### [GOAL]
Gather every line of the entries that includes the word "capital".

Collected data
<<<<
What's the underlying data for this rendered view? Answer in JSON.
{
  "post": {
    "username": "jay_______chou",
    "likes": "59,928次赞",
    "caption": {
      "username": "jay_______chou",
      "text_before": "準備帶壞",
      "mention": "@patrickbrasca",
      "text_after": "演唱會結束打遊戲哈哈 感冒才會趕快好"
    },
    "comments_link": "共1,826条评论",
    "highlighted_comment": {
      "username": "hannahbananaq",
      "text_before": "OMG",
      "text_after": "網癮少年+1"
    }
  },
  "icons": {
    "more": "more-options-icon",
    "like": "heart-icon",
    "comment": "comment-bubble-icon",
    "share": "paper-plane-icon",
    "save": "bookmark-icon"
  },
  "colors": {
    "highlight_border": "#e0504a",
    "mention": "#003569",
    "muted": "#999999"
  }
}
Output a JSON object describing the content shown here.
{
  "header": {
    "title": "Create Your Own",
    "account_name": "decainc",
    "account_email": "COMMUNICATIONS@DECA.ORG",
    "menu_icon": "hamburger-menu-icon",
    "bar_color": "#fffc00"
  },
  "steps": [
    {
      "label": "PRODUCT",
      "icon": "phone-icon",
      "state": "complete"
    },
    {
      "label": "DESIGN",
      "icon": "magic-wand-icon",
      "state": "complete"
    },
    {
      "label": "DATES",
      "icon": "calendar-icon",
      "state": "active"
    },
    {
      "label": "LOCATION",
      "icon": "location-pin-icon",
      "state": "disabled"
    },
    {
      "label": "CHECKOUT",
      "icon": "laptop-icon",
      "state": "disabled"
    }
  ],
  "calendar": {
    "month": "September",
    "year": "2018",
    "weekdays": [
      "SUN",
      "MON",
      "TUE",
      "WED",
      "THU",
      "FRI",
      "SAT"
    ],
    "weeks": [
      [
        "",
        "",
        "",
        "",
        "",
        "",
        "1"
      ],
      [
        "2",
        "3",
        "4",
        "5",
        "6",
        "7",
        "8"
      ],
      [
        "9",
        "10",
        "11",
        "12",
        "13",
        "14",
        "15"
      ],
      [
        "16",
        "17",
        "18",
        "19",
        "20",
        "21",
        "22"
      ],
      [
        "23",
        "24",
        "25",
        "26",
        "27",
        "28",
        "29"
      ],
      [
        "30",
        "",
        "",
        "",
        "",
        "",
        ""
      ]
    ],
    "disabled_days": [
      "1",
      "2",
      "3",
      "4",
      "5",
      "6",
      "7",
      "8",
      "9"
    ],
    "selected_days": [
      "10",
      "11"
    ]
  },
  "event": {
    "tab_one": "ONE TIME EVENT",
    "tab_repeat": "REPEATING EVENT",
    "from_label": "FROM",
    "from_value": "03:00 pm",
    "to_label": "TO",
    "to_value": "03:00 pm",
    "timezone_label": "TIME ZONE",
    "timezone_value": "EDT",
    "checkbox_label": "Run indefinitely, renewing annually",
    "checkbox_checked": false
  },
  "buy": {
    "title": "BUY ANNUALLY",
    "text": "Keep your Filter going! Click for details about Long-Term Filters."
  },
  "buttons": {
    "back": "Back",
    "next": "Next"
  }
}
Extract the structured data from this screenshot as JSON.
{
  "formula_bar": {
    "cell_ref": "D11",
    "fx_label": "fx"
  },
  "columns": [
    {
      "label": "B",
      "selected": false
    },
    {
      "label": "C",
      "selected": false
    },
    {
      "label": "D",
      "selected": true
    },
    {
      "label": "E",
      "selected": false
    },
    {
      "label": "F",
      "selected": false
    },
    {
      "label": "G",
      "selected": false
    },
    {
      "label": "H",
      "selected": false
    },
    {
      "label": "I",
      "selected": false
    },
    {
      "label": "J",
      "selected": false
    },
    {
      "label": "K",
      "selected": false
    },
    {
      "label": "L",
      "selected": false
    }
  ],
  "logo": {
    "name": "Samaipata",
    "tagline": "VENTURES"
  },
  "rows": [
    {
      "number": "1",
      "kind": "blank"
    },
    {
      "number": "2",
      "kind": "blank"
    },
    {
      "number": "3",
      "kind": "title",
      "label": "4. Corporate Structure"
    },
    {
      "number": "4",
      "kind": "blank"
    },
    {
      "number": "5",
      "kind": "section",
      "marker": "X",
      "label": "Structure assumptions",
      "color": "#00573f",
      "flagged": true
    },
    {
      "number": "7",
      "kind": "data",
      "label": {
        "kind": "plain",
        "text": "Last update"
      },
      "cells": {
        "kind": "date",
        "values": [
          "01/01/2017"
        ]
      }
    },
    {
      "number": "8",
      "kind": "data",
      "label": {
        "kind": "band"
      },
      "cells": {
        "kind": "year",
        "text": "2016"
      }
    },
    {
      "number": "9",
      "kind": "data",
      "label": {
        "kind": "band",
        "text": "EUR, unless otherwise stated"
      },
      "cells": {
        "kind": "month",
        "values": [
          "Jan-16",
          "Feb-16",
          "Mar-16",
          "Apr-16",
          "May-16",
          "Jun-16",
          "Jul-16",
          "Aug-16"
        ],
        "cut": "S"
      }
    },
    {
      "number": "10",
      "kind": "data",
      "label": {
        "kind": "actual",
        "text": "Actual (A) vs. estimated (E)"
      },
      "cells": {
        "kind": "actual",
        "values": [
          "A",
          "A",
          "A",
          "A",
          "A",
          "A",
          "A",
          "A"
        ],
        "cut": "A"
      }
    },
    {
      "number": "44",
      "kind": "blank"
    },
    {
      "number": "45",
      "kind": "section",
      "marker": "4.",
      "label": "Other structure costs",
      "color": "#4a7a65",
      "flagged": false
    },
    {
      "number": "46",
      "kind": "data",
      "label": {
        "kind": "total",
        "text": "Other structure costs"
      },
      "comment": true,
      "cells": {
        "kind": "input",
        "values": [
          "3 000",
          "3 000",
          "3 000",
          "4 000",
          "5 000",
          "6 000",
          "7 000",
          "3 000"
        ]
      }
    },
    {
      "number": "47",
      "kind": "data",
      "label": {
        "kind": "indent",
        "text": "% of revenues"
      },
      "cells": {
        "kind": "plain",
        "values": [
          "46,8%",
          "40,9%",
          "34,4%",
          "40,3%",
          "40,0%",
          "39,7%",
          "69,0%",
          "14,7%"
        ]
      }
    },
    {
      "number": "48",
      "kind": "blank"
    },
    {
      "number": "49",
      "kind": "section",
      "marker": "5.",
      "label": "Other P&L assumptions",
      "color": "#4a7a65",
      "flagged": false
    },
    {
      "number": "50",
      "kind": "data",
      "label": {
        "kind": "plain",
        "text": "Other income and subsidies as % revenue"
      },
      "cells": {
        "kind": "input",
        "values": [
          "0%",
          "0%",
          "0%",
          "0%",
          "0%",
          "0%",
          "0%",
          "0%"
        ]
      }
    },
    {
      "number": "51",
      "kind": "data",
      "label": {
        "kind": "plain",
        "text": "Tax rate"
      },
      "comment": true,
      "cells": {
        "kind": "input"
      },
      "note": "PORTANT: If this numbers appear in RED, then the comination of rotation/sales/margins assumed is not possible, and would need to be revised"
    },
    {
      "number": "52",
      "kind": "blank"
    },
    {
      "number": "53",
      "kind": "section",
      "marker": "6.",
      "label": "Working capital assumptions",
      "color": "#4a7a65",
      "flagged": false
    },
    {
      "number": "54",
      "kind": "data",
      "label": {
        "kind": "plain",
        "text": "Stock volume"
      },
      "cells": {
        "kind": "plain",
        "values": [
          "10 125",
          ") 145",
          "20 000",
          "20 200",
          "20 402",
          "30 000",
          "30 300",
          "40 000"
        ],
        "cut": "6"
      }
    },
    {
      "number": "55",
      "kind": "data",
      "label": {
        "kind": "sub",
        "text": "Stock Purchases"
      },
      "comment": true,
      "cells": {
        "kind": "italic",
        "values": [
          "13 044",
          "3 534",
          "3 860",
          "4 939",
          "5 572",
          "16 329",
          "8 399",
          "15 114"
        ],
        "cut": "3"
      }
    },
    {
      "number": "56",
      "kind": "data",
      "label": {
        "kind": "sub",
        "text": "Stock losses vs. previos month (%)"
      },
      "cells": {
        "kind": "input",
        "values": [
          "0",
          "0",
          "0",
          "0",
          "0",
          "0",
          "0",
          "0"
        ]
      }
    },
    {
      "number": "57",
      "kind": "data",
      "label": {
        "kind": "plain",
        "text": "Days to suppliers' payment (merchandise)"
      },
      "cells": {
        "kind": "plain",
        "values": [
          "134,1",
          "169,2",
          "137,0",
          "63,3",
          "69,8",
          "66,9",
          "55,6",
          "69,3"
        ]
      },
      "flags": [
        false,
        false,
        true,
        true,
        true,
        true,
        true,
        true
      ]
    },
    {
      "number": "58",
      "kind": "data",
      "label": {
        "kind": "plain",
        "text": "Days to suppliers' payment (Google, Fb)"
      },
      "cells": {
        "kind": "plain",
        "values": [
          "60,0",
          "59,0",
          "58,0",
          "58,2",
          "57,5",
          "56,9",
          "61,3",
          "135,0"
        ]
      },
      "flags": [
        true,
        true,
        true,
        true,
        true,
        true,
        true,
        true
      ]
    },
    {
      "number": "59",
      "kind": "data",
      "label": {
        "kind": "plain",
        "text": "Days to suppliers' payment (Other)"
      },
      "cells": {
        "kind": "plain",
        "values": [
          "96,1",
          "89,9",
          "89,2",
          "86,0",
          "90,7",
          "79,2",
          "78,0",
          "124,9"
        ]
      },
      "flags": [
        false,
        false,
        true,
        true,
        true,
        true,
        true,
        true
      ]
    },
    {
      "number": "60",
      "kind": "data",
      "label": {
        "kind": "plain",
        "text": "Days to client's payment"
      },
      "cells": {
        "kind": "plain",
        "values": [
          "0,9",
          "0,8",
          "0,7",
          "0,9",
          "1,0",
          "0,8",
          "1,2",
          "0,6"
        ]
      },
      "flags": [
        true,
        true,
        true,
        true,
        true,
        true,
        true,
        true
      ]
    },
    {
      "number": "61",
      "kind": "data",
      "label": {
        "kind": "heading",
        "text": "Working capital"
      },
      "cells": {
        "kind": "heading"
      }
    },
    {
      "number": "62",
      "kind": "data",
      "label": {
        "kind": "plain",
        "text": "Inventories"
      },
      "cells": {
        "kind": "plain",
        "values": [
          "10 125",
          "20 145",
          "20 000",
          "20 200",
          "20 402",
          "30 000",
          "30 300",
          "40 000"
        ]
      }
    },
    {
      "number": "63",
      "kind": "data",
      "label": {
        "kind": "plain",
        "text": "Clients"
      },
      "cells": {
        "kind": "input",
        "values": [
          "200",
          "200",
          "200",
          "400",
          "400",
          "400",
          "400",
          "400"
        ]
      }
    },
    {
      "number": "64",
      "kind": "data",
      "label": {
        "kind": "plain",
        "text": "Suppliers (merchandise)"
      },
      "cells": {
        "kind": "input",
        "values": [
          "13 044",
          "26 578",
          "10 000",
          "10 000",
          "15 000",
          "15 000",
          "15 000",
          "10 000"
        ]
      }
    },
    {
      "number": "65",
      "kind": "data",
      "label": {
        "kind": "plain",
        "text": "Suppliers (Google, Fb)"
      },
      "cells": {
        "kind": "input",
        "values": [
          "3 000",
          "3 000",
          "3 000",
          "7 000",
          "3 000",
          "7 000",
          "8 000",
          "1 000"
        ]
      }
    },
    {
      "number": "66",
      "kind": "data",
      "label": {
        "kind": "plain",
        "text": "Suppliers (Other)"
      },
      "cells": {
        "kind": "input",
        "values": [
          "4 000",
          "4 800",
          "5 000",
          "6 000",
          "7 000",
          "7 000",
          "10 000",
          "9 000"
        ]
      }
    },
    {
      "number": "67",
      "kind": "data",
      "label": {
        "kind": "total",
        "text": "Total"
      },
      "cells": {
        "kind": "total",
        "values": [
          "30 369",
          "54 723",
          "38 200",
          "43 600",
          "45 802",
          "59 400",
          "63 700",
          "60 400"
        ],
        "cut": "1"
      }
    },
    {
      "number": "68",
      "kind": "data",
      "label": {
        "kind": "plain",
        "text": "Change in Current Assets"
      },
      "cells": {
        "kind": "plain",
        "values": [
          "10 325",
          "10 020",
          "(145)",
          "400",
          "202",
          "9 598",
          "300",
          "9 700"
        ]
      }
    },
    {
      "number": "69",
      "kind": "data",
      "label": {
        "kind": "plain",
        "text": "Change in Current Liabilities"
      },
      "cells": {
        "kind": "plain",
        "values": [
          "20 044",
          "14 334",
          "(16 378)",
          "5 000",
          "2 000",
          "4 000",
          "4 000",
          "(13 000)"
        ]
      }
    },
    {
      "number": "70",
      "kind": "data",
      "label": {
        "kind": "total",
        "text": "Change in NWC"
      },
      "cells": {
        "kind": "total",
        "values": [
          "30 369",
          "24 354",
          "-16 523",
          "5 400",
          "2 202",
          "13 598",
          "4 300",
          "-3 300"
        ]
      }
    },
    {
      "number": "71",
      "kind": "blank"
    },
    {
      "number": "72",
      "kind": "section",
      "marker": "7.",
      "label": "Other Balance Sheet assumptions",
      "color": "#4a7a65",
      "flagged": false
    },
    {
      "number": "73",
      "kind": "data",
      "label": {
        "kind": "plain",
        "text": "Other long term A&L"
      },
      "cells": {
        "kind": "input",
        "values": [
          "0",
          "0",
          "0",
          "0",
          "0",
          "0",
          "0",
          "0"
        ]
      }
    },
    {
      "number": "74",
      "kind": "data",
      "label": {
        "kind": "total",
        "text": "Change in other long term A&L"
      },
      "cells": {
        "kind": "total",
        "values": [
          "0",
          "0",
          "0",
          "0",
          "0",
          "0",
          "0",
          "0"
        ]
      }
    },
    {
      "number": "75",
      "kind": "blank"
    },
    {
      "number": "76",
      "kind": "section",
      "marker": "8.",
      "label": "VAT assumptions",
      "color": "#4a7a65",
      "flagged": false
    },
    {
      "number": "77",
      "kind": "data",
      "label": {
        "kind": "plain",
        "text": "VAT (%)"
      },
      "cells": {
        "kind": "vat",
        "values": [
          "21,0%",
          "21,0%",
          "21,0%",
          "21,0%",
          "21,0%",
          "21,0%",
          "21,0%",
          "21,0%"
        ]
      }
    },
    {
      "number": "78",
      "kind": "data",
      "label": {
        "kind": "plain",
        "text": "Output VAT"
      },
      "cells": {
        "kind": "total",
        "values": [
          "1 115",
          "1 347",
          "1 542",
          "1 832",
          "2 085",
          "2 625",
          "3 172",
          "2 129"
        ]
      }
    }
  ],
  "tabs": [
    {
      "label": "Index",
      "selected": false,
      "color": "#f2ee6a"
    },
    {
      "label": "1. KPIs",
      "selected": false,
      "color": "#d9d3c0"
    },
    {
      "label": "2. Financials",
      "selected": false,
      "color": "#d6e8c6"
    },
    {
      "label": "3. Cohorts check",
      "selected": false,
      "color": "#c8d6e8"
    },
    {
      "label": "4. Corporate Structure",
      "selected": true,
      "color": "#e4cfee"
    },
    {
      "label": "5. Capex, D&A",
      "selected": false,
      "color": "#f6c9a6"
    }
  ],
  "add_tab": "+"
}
>>>>
### [WRITTEN ANSWER]
      "label": "Working capital assumptions",
        "text": "Working capital"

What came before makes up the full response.